TASK BRIEF
In the listing below, find every line with the string "Market" and pull it out.

Chart and figure data
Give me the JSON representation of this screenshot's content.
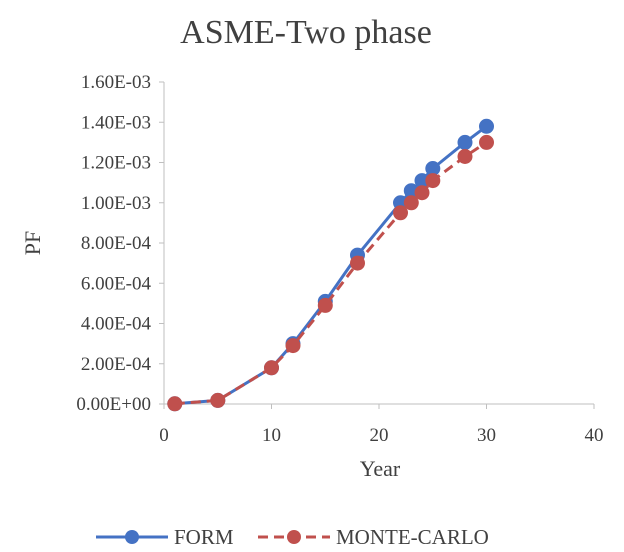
{
  "chart_data": {
    "type": "line",
    "title": "ASME-Two phase",
    "xlabel": "Year",
    "ylabel": "PF",
    "xlim": [
      0,
      40
    ],
    "ylim": [
      0,
      0.0016
    ],
    "x_ticks": [
      0,
      10,
      20,
      30,
      40
    ],
    "y_ticks": [
      0,
      0.0002,
      0.0004,
      0.0006,
      0.0008,
      0.001,
      0.0012,
      0.0014,
      0.0016
    ],
    "x_tick_labels": [
      "0",
      "10",
      "20",
      "30",
      "40"
    ],
    "y_tick_labels": [
      "0.00E+00",
      "2.00E-04",
      "4.00E-04",
      "6.00E-04",
      "8.00E-04",
      "1.00E-03",
      "1.20E-03",
      "1.40E-03",
      "1.60E-03"
    ],
    "grid": false,
    "legend_position": "bottom",
    "series": [
      {
        "name": "FORM",
        "color": "#4472c4",
        "line_style": "solid",
        "x": [
          1,
          5,
          10,
          12,
          15,
          18,
          22,
          23,
          24,
          25,
          28,
          30
        ],
        "y": [
          1e-06,
          1.8e-05,
          0.00018,
          0.0003,
          0.00051,
          0.00074,
          0.001,
          0.00106,
          0.00111,
          0.00117,
          0.0013,
          0.00138
        ]
      },
      {
        "name": "MONTE-CARLO",
        "color": "#c0504d",
        "line_style": "dashed",
        "x": [
          1,
          5,
          10,
          12,
          15,
          18,
          22,
          23,
          24,
          25,
          28,
          30
        ],
        "y": [
          1e-06,
          1.8e-05,
          0.00018,
          0.00029,
          0.00049,
          0.0007,
          0.00095,
          0.001,
          0.00105,
          0.00111,
          0.00123,
          0.0013
        ]
      }
    ]
  }
}
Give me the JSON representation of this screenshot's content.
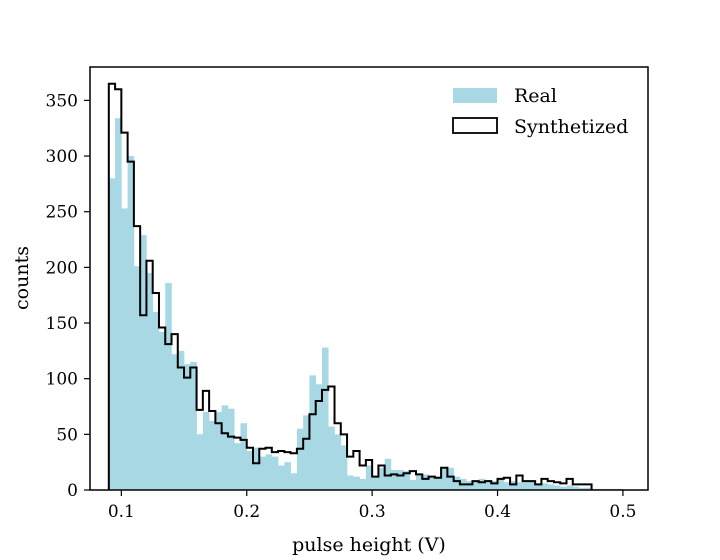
{
  "chart_data": {
    "type": "histogram",
    "xlabel": "pulse height (V)",
    "ylabel": "counts",
    "xlim": [
      0.075,
      0.52
    ],
    "ylim": [
      0,
      380
    ],
    "xticks": [
      0.1,
      0.2,
      0.3,
      0.4,
      0.5
    ],
    "xtick_labels": [
      "0.1",
      "0.2",
      "0.3",
      "0.4",
      "0.5"
    ],
    "yticks": [
      0,
      50,
      100,
      150,
      200,
      250,
      300,
      350
    ],
    "ytick_labels": [
      "0",
      "50",
      "100",
      "150",
      "200",
      "250",
      "300",
      "350"
    ],
    "bin_start": 0.09,
    "bin_width": 0.005,
    "legend": {
      "position": "top-right",
      "entries": [
        "Real",
        "Synthetized"
      ]
    },
    "series": [
      {
        "name": "Real",
        "style": "filled",
        "color": "#a8d8e3",
        "values": [
          280,
          334,
          253,
          300,
          201,
          229,
          195,
          160,
          142,
          186,
          122,
          125,
          113,
          115,
          50,
          70,
          62,
          70,
          76,
          73,
          42,
          60,
          35,
          38,
          30,
          32,
          30,
          22,
          25,
          15,
          55,
          67,
          103,
          95,
          128,
          57,
          50,
          40,
          13,
          12,
          10,
          22,
          12,
          20,
          28,
          18,
          18,
          17,
          9,
          14,
          14,
          12,
          12,
          20,
          20,
          12,
          10,
          8,
          8,
          10,
          9,
          8,
          11,
          7,
          8,
          7,
          7,
          8,
          5,
          6,
          5,
          4,
          3,
          4,
          3,
          2,
          2,
          1,
          1,
          1,
          1,
          1
        ]
      },
      {
        "name": "Synthetized",
        "style": "step",
        "color": "#000000",
        "values": [
          365,
          360,
          321,
          295,
          237,
          157,
          206,
          177,
          146,
          131,
          140,
          110,
          101,
          110,
          72,
          89,
          71,
          60,
          51,
          48,
          47,
          45,
          38,
          24,
          37,
          38,
          34,
          35,
          34,
          33,
          37,
          46,
          68,
          80,
          90,
          93,
          60,
          50,
          30,
          35,
          22,
          27,
          12,
          22,
          13,
          14,
          13,
          15,
          17,
          14,
          10,
          12,
          11,
          20,
          12,
          8,
          5,
          5,
          8,
          7,
          8,
          6,
          10,
          11,
          5,
          13,
          8,
          8,
          5,
          10,
          8,
          7,
          6,
          10,
          5,
          5,
          5
        ]
      }
    ]
  }
}
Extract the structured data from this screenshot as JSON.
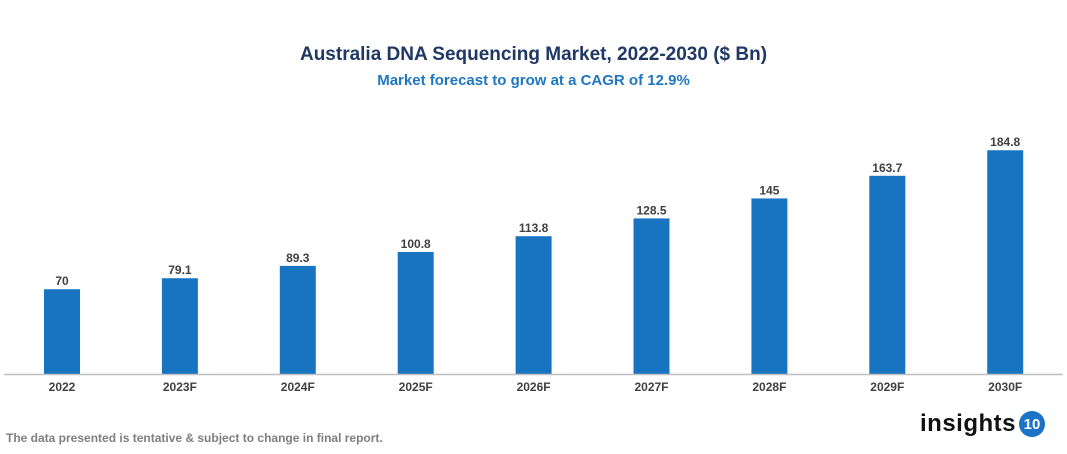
{
  "chart_data": {
    "type": "bar",
    "title": "Australia DNA Sequencing Market, 2022-2030 ($ Bn)",
    "subtitle": "Market forecast to grow at a CAGR of 12.9%",
    "categories": [
      "2022",
      "2023F",
      "2024F",
      "2025F",
      "2026F",
      "2027F",
      "2028F",
      "2029F",
      "2030F"
    ],
    "values": [
      70,
      79.1,
      89.3,
      100.8,
      113.8,
      128.5,
      145,
      163.7,
      184.8
    ],
    "value_labels": [
      "70",
      "79.1",
      "89.3",
      "100.8",
      "113.8",
      "128.5",
      "145",
      "163.7",
      "184.8"
    ],
    "xlabel": "",
    "ylabel": "",
    "ylim": [
      0,
      185
    ],
    "grid": false,
    "bar_color": "#1874c1"
  },
  "footer": {
    "note": "The data presented is tentative & subject to change in final report.",
    "logo_text": "insights",
    "logo_badge": "10"
  }
}
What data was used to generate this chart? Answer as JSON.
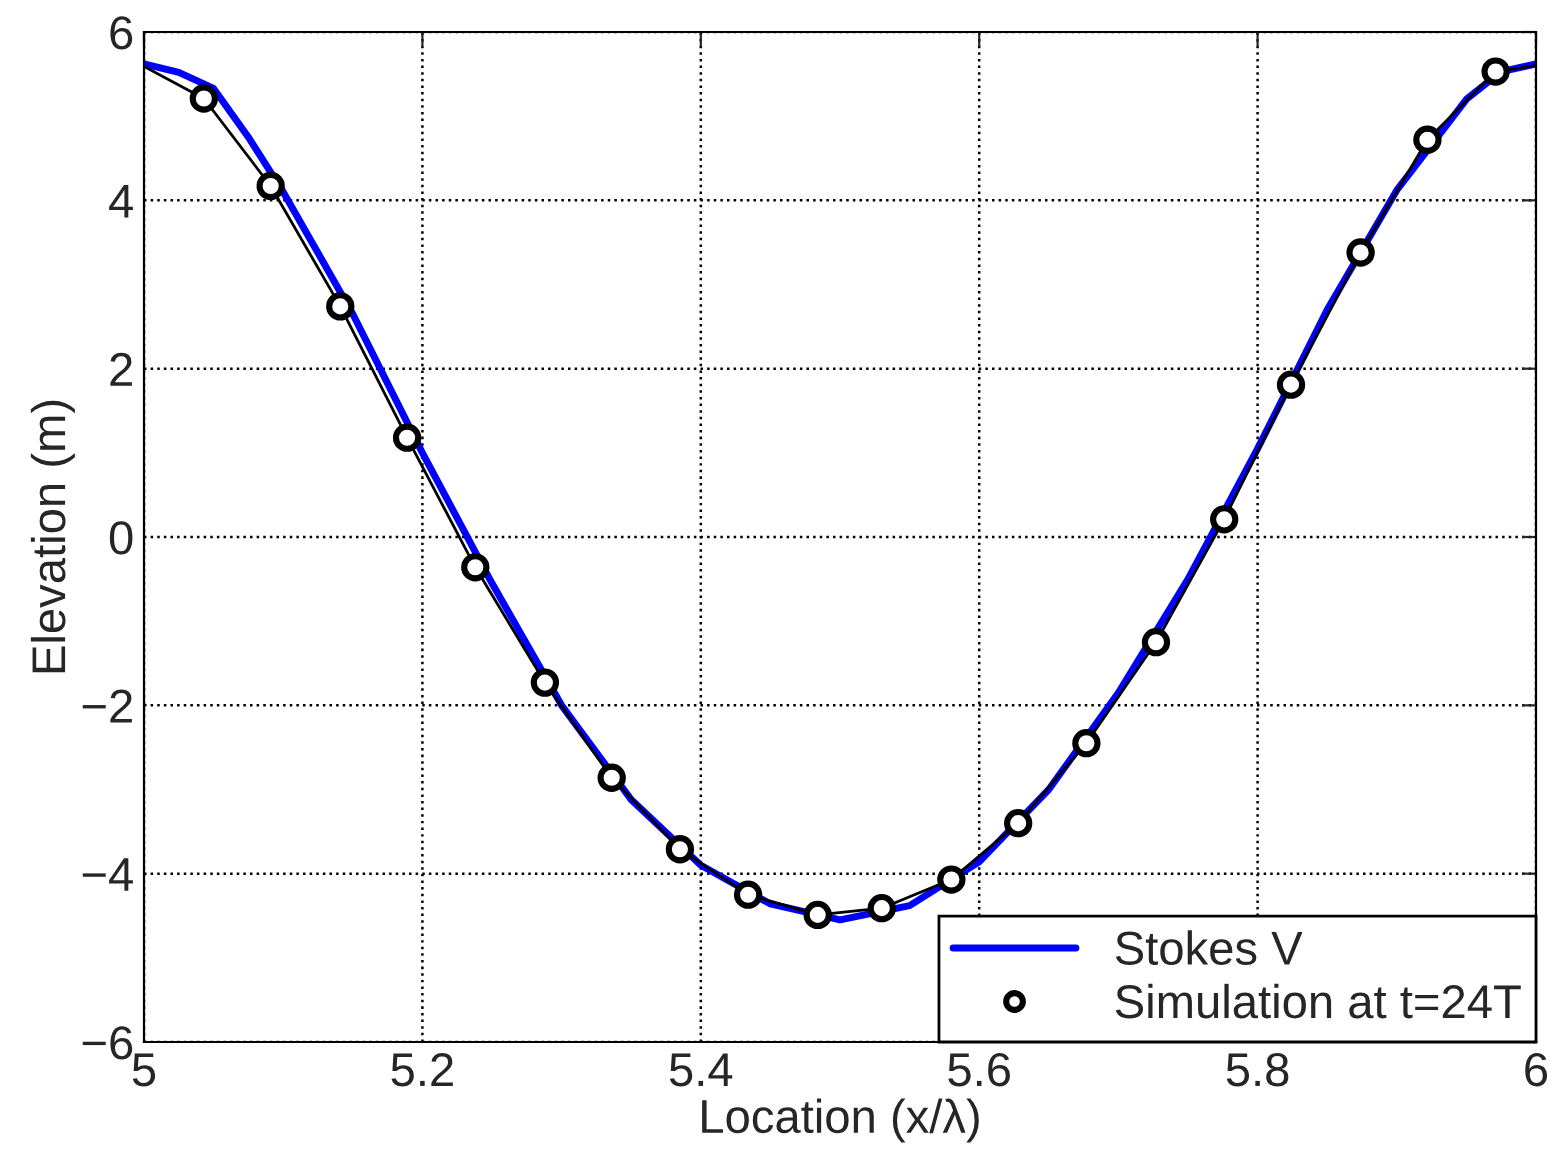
{
  "chart_data": {
    "type": "line",
    "xlabel": "Location (x/λ)",
    "ylabel": "Elevation (m)",
    "xlim": [
      5,
      6
    ],
    "xticks": [
      5,
      5.2,
      5.4,
      5.6,
      5.8,
      6
    ],
    "ylim": [
      -6,
      6
    ],
    "yticks": [
      -6,
      -4,
      -2,
      0,
      2,
      4,
      6
    ],
    "grid": true,
    "legend": "bottom right",
    "series": [
      {
        "color": "#000000",
        "marker": "none",
        "x": [
          5.0,
          5.043,
          5.091,
          5.141,
          5.189,
          5.238,
          5.288,
          5.336,
          5.385,
          5.434,
          5.484,
          5.53,
          5.58,
          5.628,
          5.677,
          5.727,
          5.776,
          5.824,
          5.874,
          5.922,
          5.971,
          6.0
        ],
        "values": [
          5.59,
          5.21,
          4.17,
          2.74,
          1.18,
          -0.36,
          -1.73,
          -2.86,
          -3.71,
          -4.25,
          -4.49,
          -4.41,
          -4.07,
          -3.4,
          -2.45,
          -1.25,
          0.21,
          1.81,
          3.38,
          4.72,
          5.53,
          5.6
        ]
      },
      {
        "name": "Stokes V",
        "color": "#0000ff",
        "marker": "none",
        "x": [
          5.0,
          5.025,
          5.05,
          5.075,
          5.1,
          5.15,
          5.2,
          5.25,
          5.3,
          5.35,
          5.4,
          5.45,
          5.5,
          5.55,
          5.6,
          5.65,
          5.7,
          5.75,
          5.8,
          5.85,
          5.9,
          5.95,
          5.975,
          6.0
        ],
        "values": [
          5.62,
          5.52,
          5.33,
          4.75,
          4.1,
          2.65,
          1.0,
          -0.55,
          -2.0,
          -3.12,
          -3.9,
          -4.36,
          -4.55,
          -4.38,
          -3.86,
          -3.0,
          -1.85,
          -0.5,
          1.05,
          2.7,
          4.12,
          5.2,
          5.53,
          5.62
        ]
      },
      {
        "name": "Simulation at t=24T",
        "type": "scatter",
        "color": "#000000",
        "marker": "circle",
        "x": [
          5.043,
          5.091,
          5.141,
          5.189,
          5.238,
          5.288,
          5.336,
          5.385,
          5.434,
          5.484,
          5.53,
          5.58,
          5.628,
          5.677,
          5.727,
          5.776,
          5.824,
          5.874,
          5.922,
          5.971
        ],
        "values": [
          5.21,
          4.17,
          2.74,
          1.18,
          -0.36,
          -1.73,
          -2.86,
          -3.71,
          -4.25,
          -4.49,
          -4.41,
          -4.07,
          -3.4,
          -2.45,
          -1.25,
          0.21,
          1.81,
          3.38,
          4.72,
          5.53
        ]
      }
    ]
  }
}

THE REPLY
    "title": "Australia DNA Sequencing Market, 2022-2030 ($ Bn)",
    "subtitle": "Market forecast to grow at a CAGR of 12.9%",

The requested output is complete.